:: DATA ENTRIES
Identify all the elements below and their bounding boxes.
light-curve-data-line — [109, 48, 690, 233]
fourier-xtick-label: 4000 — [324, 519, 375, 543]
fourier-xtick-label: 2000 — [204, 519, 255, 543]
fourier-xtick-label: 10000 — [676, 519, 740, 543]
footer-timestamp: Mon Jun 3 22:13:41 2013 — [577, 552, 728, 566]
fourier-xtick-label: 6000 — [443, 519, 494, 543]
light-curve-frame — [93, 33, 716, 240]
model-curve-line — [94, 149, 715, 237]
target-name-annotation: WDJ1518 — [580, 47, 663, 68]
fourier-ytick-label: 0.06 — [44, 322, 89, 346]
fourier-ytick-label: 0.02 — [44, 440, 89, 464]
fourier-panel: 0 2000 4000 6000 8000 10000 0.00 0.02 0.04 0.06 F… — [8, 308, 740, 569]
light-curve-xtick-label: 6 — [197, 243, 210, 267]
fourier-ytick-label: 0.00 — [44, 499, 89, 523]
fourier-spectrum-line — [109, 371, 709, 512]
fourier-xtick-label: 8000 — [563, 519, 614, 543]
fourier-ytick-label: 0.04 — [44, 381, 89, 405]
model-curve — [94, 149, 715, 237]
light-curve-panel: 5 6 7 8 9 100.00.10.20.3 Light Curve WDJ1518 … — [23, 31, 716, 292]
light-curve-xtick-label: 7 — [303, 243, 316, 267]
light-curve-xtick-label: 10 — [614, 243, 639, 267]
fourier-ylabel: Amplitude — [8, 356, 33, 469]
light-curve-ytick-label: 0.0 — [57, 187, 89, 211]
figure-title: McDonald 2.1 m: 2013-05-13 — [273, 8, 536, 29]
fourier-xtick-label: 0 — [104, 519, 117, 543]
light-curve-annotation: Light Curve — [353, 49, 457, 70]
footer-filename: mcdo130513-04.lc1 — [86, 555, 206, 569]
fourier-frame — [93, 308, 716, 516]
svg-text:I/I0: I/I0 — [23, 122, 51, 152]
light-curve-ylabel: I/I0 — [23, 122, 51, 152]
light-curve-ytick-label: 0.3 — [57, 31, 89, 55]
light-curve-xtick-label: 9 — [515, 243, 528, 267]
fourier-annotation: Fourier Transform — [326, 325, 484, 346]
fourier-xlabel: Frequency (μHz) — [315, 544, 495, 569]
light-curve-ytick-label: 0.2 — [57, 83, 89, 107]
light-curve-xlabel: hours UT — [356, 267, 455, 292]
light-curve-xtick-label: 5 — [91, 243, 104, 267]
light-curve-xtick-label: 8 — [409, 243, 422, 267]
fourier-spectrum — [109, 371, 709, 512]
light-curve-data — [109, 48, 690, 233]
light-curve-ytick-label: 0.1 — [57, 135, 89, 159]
::::
PROBLEM STATEMENT:
Write out the listing above in full, copying every line without any change.

RESPONSE TO THIS TASK:
Identify all the elements below and their bounding boxes.
light-curve-data-line — [109, 48, 690, 233]
fourier-xtick-label: 4000 — [324, 519, 375, 543]
fourier-xtick-label: 2000 — [204, 519, 255, 543]
fourier-xtick-label: 10000 — [676, 519, 740, 543]
footer-timestamp: Mon Jun 3 22:13:41 2013 — [577, 552, 728, 566]
fourier-xtick-label: 6000 — [443, 519, 494, 543]
light-curve-frame — [93, 33, 716, 240]
model-curve-line — [94, 149, 715, 237]
target-name-annotation: WDJ1518 — [580, 47, 663, 68]
fourier-ytick-label: 0.06 — [44, 322, 89, 346]
fourier-ytick-label: 0.02 — [44, 440, 89, 464]
fourier-panel: 0 2000 4000 6000 8000 10000 0.00 0.02 0.04 0.06 F… — [8, 308, 740, 569]
light-curve-xtick-label: 6 — [197, 243, 210, 267]
fourier-ytick-label: 0.00 — [44, 499, 89, 523]
fourier-spectrum-line — [109, 371, 709, 512]
fourier-xtick-label: 8000 — [563, 519, 614, 543]
fourier-ytick-label: 0.04 — [44, 381, 89, 405]
model-curve — [94, 149, 715, 237]
light-curve-panel: 5 6 7 8 9 100.00.10.20.3 Light Curve WDJ1518 … — [23, 31, 716, 292]
light-curve-xtick-label: 7 — [303, 243, 316, 267]
light-curve-xtick-label: 10 — [614, 243, 639, 267]
fourier-ylabel: Amplitude — [8, 356, 33, 469]
light-curve-ytick-label: 0.0 — [57, 187, 89, 211]
figure-title: McDonald 2.1 m: 2013-05-13 — [273, 8, 536, 29]
fourier-xtick-label: 0 — [104, 519, 117, 543]
light-curve-annotation: Light Curve — [353, 49, 457, 70]
footer-filename: mcdo130513-04.lc1 — [86, 555, 206, 569]
fourier-frame — [93, 308, 716, 516]
svg-text:I/I0: I/I0 — [23, 122, 51, 152]
light-curve-ylabel: I/I0 — [23, 122, 51, 152]
light-curve-ytick-label: 0.3 — [57, 31, 89, 55]
light-curve-xtick-label: 9 — [515, 243, 528, 267]
fourier-annotation: Fourier Transform — [326, 325, 484, 346]
fourier-xlabel: Frequency (μHz) — [315, 544, 495, 569]
light-curve-ytick-label: 0.2 — [57, 83, 89, 107]
light-curve-xlabel: hours UT — [356, 267, 455, 292]
light-curve-xtick-label: 5 — [91, 243, 104, 267]
light-curve-xtick-label: 8 — [409, 243, 422, 267]
fourier-spectrum — [109, 371, 709, 512]
light-curve-data — [109, 48, 690, 233]
light-curve-ytick-label: 0.1 — [57, 135, 89, 159]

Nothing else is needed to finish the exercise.